▸ Written instruction
Scan the lines below for the word "derivative". Copy each line you find it in.

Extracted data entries
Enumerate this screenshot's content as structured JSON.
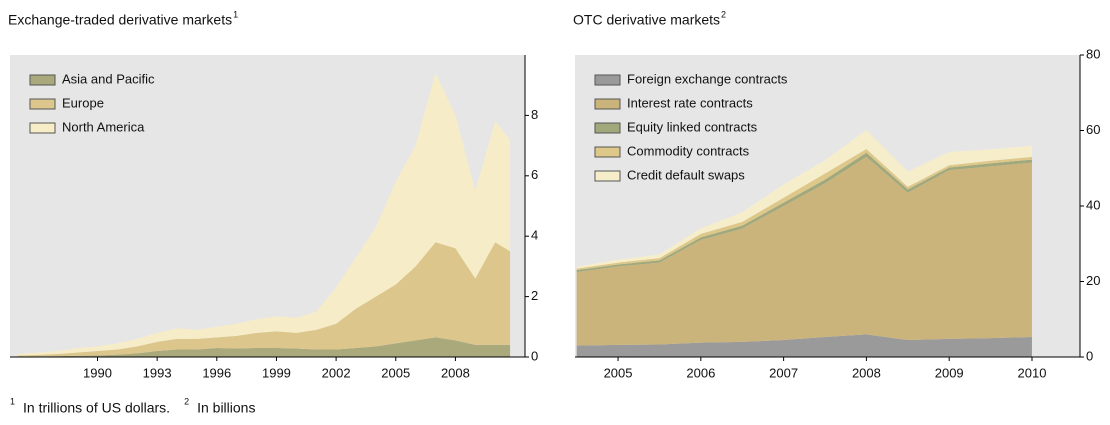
{
  "chart_data": [
    {
      "type": "area",
      "stacked": true,
      "title": "Exchange-traded derivative markets",
      "title_note": "1",
      "x": [
        1986,
        1987,
        1988,
        1989,
        1990,
        1991,
        1992,
        1993,
        1994,
        1995,
        1996,
        1997,
        1998,
        1999,
        2000,
        2001,
        2002,
        2003,
        2004,
        2005,
        2006,
        2007,
        2008,
        2009,
        2010,
        2010.75
      ],
      "series": [
        {
          "name": "Asia and Pacific",
          "color": "#a9a97c",
          "values": [
            0.02,
            0.02,
            0.03,
            0.04,
            0.05,
            0.08,
            0.12,
            0.2,
            0.25,
            0.25,
            0.3,
            0.28,
            0.3,
            0.3,
            0.28,
            0.25,
            0.25,
            0.3,
            0.35,
            0.45,
            0.55,
            0.65,
            0.55,
            0.4,
            0.4,
            0.4
          ]
        },
        {
          "name": "Europe",
          "color": "#dcc68c",
          "values": [
            0.03,
            0.05,
            0.07,
            0.11,
            0.15,
            0.17,
            0.23,
            0.3,
            0.35,
            0.35,
            0.35,
            0.42,
            0.5,
            0.55,
            0.52,
            0.65,
            0.85,
            1.3,
            1.65,
            1.95,
            2.45,
            3.15,
            3.05,
            2.2,
            3.4,
            3.1
          ]
        },
        {
          "name": "North America",
          "color": "#f6edc8",
          "values": [
            0.05,
            0.08,
            0.1,
            0.15,
            0.15,
            0.2,
            0.25,
            0.3,
            0.35,
            0.3,
            0.35,
            0.4,
            0.45,
            0.5,
            0.5,
            0.6,
            1.2,
            1.7,
            2.3,
            3.4,
            4.0,
            5.6,
            4.4,
            2.9,
            4.0,
            3.7
          ]
        }
      ],
      "xlim": [
        1985.6,
        2011.5
      ],
      "xticks": [
        1990,
        1993,
        1996,
        1999,
        2002,
        2005,
        2008
      ],
      "ylim": [
        0,
        10
      ],
      "yticks": [
        0,
        2,
        4,
        6,
        8
      ],
      "legend": "top-left"
    },
    {
      "type": "area",
      "stacked": true,
      "title": "OTC derivative markets",
      "title_note": "2",
      "x": [
        2004.5,
        2005,
        2005.5,
        2006,
        2006.5,
        2007,
        2007.5,
        2008,
        2008.5,
        2009,
        2009.5,
        2010
      ],
      "series": [
        {
          "name": "Foreign exchange contracts",
          "color": "#9a9a9a",
          "values": [
            3,
            3.2,
            3.3,
            3.8,
            4,
            4.5,
            5.3,
            6,
            4.5,
            4.8,
            5,
            5.3
          ]
        },
        {
          "name": "Interest rate contracts",
          "color": "#cbb47c",
          "values": [
            19.5,
            20.8,
            21.7,
            27.2,
            30,
            35.5,
            40.7,
            47,
            39,
            44.7,
            45.5,
            46.2
          ]
        },
        {
          "name": "Equity linked contracts",
          "color": "#a0a87c",
          "values": [
            0.5,
            0.5,
            0.6,
            0.7,
            0.8,
            0.9,
            1.0,
            1.1,
            0.9,
            0.7,
            0.8,
            0.8
          ]
        },
        {
          "name": "Commodity contracts",
          "color": "#ddc789",
          "values": [
            0.4,
            0.5,
            0.6,
            0.9,
            1.0,
            1.3,
            1.6,
            1.0,
            0.7,
            0.6,
            0.7,
            0.7
          ]
        },
        {
          "name": "Credit default swaps",
          "color": "#f6eecb",
          "values": [
            0.5,
            0.8,
            1.0,
            1.5,
            2.5,
            3.5,
            3.5,
            5,
            4,
            3.5,
            3.0,
            3.0
          ]
        }
      ],
      "xlim": [
        2004.48,
        2010.58
      ],
      "xticks": [
        2005,
        2006,
        2007,
        2008,
        2009,
        2010
      ],
      "ylim": [
        0,
        80
      ],
      "yticks": [
        0,
        20,
        40,
        60,
        80
      ],
      "legend": "top-left"
    }
  ],
  "footnotes": [
    {
      "mark": "1",
      "text": "In trillions of US dollars."
    },
    {
      "mark": "2",
      "text": "In billions"
    }
  ]
}
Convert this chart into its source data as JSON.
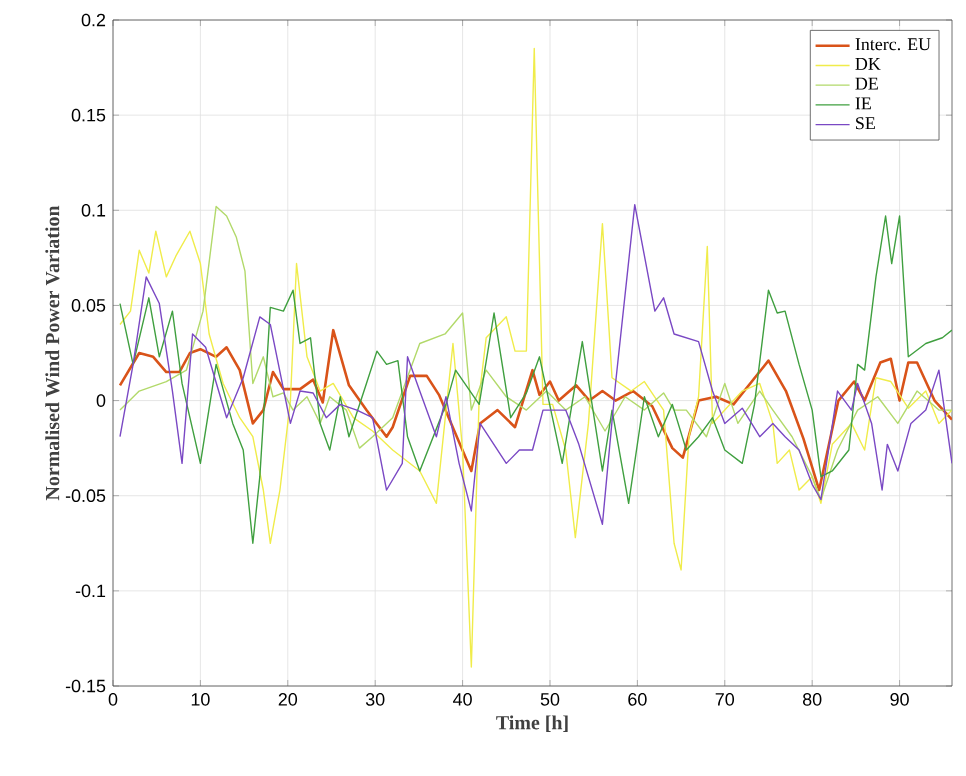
{
  "chart_data": {
    "type": "line",
    "xlabel": "Time [h]",
    "ylabel": "Normalised Wind Power Variation",
    "xlim": [
      0,
      96
    ],
    "ylim": [
      -0.15,
      0.2
    ],
    "xticks": [
      0,
      10,
      20,
      30,
      40,
      50,
      60,
      70,
      80,
      90
    ],
    "yticks": [
      -0.15,
      -0.1,
      -0.05,
      0,
      0.05,
      0.1,
      0.15,
      0.2
    ],
    "grid": true,
    "legend": "top right",
    "marker": "none",
    "line_style": "solid",
    "series": [
      {
        "name": "Interc. EU",
        "color": "#d95319",
        "x": [
          0.8,
          3,
          4.6,
          6.1,
          7.6,
          8.8,
          10,
          11.8,
          13,
          14.5,
          16,
          17.2,
          18.3,
          19.5,
          21.4,
          22.9,
          24,
          25.2,
          27,
          29,
          31.3,
          32,
          34,
          35.9,
          37.3,
          41,
          42,
          44,
          46,
          48,
          48.8,
          50,
          51,
          53,
          54.5,
          56,
          57.5,
          59.5,
          61.7,
          64,
          65.2,
          67,
          69,
          71,
          75,
          77,
          79,
          80.8,
          83,
          84.8,
          86,
          87.8,
          89,
          90,
          91,
          92,
          94,
          96
        ],
        "values": [
          0.008,
          0.025,
          0.023,
          0.015,
          0.015,
          0.025,
          0.027,
          0.023,
          0.028,
          0.016,
          -0.012,
          -0.005,
          0.015,
          0.006,
          0.006,
          0.011,
          -0.001,
          0.037,
          0.008,
          -0.005,
          -0.019,
          -0.014,
          0.013,
          0.013,
          0.003,
          -0.037,
          -0.012,
          -0.005,
          -0.014,
          0.016,
          0.003,
          0.01,
          0.0,
          0.008,
          0.0,
          0.005,
          0.0,
          0.005,
          -0.003,
          -0.025,
          -0.03,
          0.0,
          0.002,
          -0.002,
          0.021,
          0.005,
          -0.02,
          -0.047,
          0.0,
          0.01,
          0.0,
          0.02,
          0.022,
          0.0,
          0.02,
          0.02,
          0.0,
          -0.01
        ]
      },
      {
        "name": "DK",
        "color": "#f0ec4a",
        "x": [
          0.8,
          2,
          3,
          4.1,
          4.9,
          6.1,
          7.2,
          8.8,
          10,
          11,
          12.6,
          14.5,
          16,
          17.2,
          18,
          19.1,
          20.3,
          21,
          22.2,
          23.7,
          25.2,
          27.5,
          29.7,
          32,
          35.1,
          37,
          38.9,
          40,
          41,
          41.9,
          42.7,
          45,
          46,
          47.3,
          48.2,
          49.2,
          50.3,
          51.8,
          52.9,
          54.4,
          56,
          57.1,
          59.3,
          60.8,
          63,
          64.2,
          65,
          65.9,
          67,
          68,
          68.6,
          70,
          72,
          74,
          75.5,
          76,
          77.4,
          78.5,
          80,
          81,
          82.3,
          84.5,
          86,
          87.3,
          89,
          91,
          93,
          94.5,
          96
        ],
        "values": [
          0.04,
          0.047,
          0.079,
          0.067,
          0.089,
          0.065,
          0.076,
          0.089,
          0.072,
          0.035,
          0.009,
          -0.009,
          -0.019,
          -0.047,
          -0.075,
          -0.047,
          0.0,
          0.072,
          0.023,
          0.005,
          0.009,
          -0.009,
          -0.016,
          -0.026,
          -0.037,
          -0.054,
          0.03,
          -0.026,
          -0.14,
          0.002,
          0.033,
          0.044,
          0.026,
          0.026,
          0.185,
          -0.002,
          -0.002,
          -0.026,
          -0.072,
          -0.012,
          0.093,
          0.012,
          0.005,
          0.01,
          -0.005,
          -0.075,
          -0.089,
          -0.019,
          0.002,
          0.081,
          -0.012,
          -0.005,
          0.005,
          0.009,
          -0.012,
          -0.033,
          -0.026,
          -0.047,
          -0.04,
          -0.054,
          -0.023,
          -0.012,
          -0.026,
          0.012,
          0.01,
          -0.004,
          0.005,
          -0.012,
          -0.005
        ]
      },
      {
        "name": "DE",
        "color": "#b2d96a",
        "x": [
          0.8,
          3,
          6.1,
          8.4,
          10.3,
          11.8,
          13,
          14.1,
          15.1,
          16,
          17.2,
          18.3,
          19.5,
          20.6,
          22.2,
          23.7,
          24.8,
          26.7,
          28.2,
          29.7,
          32,
          35.1,
          38,
          40,
          41,
          42.7,
          45,
          47.3,
          49.6,
          51.8,
          54,
          56.3,
          58.6,
          60.8,
          63,
          64.2,
          65.6,
          67.9,
          70,
          71.5,
          74,
          75.5,
          77.7,
          80,
          81,
          82.9,
          85.2,
          87.5,
          89.8,
          92,
          94.5,
          96
        ],
        "values": [
          -0.005,
          0.005,
          0.01,
          0.016,
          0.047,
          0.102,
          0.097,
          0.086,
          0.068,
          0.009,
          0.023,
          0.002,
          0.004,
          -0.005,
          0.002,
          -0.012,
          0.002,
          -0.005,
          -0.025,
          -0.019,
          -0.009,
          0.03,
          0.035,
          0.046,
          -0.005,
          0.016,
          0.002,
          -0.005,
          0.005,
          -0.005,
          0.002,
          -0.016,
          0.002,
          -0.005,
          0.004,
          -0.005,
          -0.005,
          -0.019,
          0.009,
          -0.012,
          0.005,
          -0.005,
          -0.019,
          -0.04,
          -0.052,
          -0.026,
          -0.005,
          0.002,
          -0.012,
          0.005,
          -0.005,
          -0.005
        ]
      },
      {
        "name": "IE",
        "color": "#3f9f3f",
        "x": [
          0.8,
          2.3,
          4.1,
          5.3,
          6.8,
          7.9,
          10,
          11.8,
          13.7,
          14.9,
          16,
          16.8,
          18,
          19.5,
          20.6,
          21.4,
          22.6,
          23.7,
          24.8,
          26,
          27,
          29,
          30.2,
          31.3,
          32.6,
          33.7,
          35.1,
          38.1,
          39.2,
          41.9,
          43.6,
          45.5,
          47.3,
          48.8,
          51.4,
          53.7,
          56,
          57.1,
          59,
          60.8,
          62.4,
          64,
          65.6,
          67,
          68.6,
          70,
          72,
          73.4,
          75,
          76,
          76.9,
          78.5,
          80,
          81,
          82.3,
          84.2,
          85.2,
          86,
          87.3,
          88.4,
          89.1,
          90,
          91,
          93,
          94.9,
          96
        ],
        "values": [
          0.051,
          0.019,
          0.054,
          0.023,
          0.047,
          0.009,
          -0.033,
          0.019,
          -0.012,
          -0.026,
          -0.075,
          -0.04,
          0.049,
          0.047,
          0.058,
          0.03,
          0.033,
          -0.012,
          -0.026,
          0.002,
          -0.019,
          0.009,
          0.026,
          0.019,
          0.021,
          -0.019,
          -0.037,
          -0.002,
          0.016,
          -0.002,
          0.046,
          -0.009,
          0.004,
          0.023,
          -0.033,
          0.031,
          -0.037,
          -0.005,
          -0.054,
          0.002,
          -0.019,
          -0.002,
          -0.026,
          -0.019,
          -0.009,
          -0.026,
          -0.033,
          -0.002,
          0.058,
          0.046,
          0.047,
          0.019,
          -0.005,
          -0.04,
          -0.037,
          -0.026,
          0.019,
          0.016,
          0.065,
          0.097,
          0.072,
          0.097,
          0.023,
          0.03,
          0.033,
          0.037
        ]
      },
      {
        "name": "SE",
        "color": "#7a48c4",
        "x": [
          0.8,
          2.3,
          3.8,
          5.3,
          6.8,
          7.9,
          9.1,
          10.6,
          13,
          14.9,
          16.8,
          18,
          20.3,
          21.4,
          22.9,
          24.4,
          26,
          27.9,
          29.7,
          31.3,
          33.1,
          33.7,
          35.1,
          37,
          38.1,
          39.6,
          41,
          42,
          45,
          46.5,
          48,
          49.2,
          51.8,
          53.3,
          56,
          57.5,
          59.7,
          62,
          63,
          64.2,
          65.6,
          67,
          68.6,
          70,
          72,
          74,
          75.5,
          76.9,
          78.5,
          80,
          81,
          82.9,
          84.5,
          85.2,
          86.8,
          88,
          88.6,
          89.8,
          91.3,
          93,
          94.5,
          96
        ],
        "values": [
          -0.019,
          0.019,
          0.065,
          0.051,
          0.005,
          -0.033,
          0.035,
          0.028,
          -0.009,
          0.012,
          0.044,
          0.04,
          -0.012,
          0.005,
          0.004,
          -0.009,
          -0.002,
          -0.005,
          -0.009,
          -0.047,
          -0.033,
          0.023,
          0.005,
          -0.019,
          0.002,
          -0.033,
          -0.058,
          -0.012,
          -0.033,
          -0.026,
          -0.026,
          -0.005,
          -0.005,
          -0.023,
          -0.065,
          0.009,
          0.103,
          0.047,
          0.054,
          0.035,
          0.033,
          0.031,
          0.005,
          -0.012,
          -0.004,
          -0.019,
          -0.012,
          -0.019,
          -0.026,
          -0.044,
          -0.052,
          0.005,
          -0.005,
          0.009,
          -0.012,
          -0.047,
          -0.023,
          -0.037,
          -0.012,
          -0.005,
          0.016,
          -0.033
        ]
      }
    ]
  }
}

▸ Solved exercise
      "title": "Exchange-traded derivative markets",
      "title": "OTC derivative markets",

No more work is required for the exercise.